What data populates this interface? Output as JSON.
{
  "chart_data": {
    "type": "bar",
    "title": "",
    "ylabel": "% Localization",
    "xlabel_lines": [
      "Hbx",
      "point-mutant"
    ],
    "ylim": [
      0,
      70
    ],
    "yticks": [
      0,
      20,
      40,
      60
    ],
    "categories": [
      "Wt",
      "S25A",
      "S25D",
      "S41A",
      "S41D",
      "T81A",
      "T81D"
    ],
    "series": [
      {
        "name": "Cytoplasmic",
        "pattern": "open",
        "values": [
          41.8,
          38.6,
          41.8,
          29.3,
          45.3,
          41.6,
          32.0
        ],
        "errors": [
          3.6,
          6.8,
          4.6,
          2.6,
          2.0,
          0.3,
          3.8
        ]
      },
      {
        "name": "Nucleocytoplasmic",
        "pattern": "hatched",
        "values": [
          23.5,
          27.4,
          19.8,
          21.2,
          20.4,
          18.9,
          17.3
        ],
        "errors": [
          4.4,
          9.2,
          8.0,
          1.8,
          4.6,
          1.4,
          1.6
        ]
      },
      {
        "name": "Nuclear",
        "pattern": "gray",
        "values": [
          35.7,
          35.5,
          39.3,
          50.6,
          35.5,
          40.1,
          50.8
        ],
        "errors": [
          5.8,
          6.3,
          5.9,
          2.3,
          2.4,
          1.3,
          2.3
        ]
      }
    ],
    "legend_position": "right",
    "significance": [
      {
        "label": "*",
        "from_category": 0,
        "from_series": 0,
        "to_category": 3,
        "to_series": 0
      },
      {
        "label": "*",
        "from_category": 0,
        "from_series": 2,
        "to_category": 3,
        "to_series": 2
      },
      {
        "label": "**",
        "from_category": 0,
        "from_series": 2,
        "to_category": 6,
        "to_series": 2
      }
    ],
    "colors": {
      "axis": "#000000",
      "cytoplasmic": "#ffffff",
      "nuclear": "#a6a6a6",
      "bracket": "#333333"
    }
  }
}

## WORK TO COMPLETE
Write the data out again in full and exactly.

## ANSWER TO THE PROBLEM
What data populates this interface? Output as JSON.
{
  "chart_data": {
    "type": "bar",
    "title": "",
    "ylabel": "% Localization",
    "xlabel_lines": [
      "Hbx",
      "point-mutant"
    ],
    "ylim": [
      0,
      70
    ],
    "yticks": [
      0,
      20,
      40,
      60
    ],
    "categories": [
      "Wt",
      "S25A",
      "S25D",
      "S41A",
      "S41D",
      "T81A",
      "T81D"
    ],
    "series": [
      {
        "name": "Cytoplasmic",
        "pattern": "open",
        "values": [
          41.8,
          38.6,
          41.8,
          29.3,
          45.3,
          41.6,
          32.0
        ],
        "errors": [
          3.6,
          6.8,
          4.6,
          2.6,
          2.0,
          0.3,
          3.8
        ]
      },
      {
        "name": "Nucleocytoplasmic",
        "pattern": "hatched",
        "values": [
          23.5,
          27.4,
          19.8,
          21.2,
          20.4,
          18.9,
          17.3
        ],
        "errors": [
          4.4,
          9.2,
          8.0,
          1.8,
          4.6,
          1.4,
          1.6
        ]
      },
      {
        "name": "Nuclear",
        "pattern": "gray",
        "values": [
          35.7,
          35.5,
          39.3,
          50.6,
          35.5,
          40.1,
          50.8
        ],
        "errors": [
          5.8,
          6.3,
          5.9,
          2.3,
          2.4,
          1.3,
          2.3
        ]
      }
    ],
    "legend_position": "right",
    "significance": [
      {
        "label": "*",
        "from_category": 0,
        "from_series": 0,
        "to_category": 3,
        "to_series": 0
      },
      {
        "label": "*",
        "from_category": 0,
        "from_series": 2,
        "to_category": 3,
        "to_series": 2
      },
      {
        "label": "**",
        "from_category": 0,
        "from_series": 2,
        "to_category": 6,
        "to_series": 2
      }
    ],
    "colors": {
      "axis": "#000000",
      "cytoplasmic": "#ffffff",
      "nuclear": "#a6a6a6",
      "bracket": "#333333"
    }
  }
}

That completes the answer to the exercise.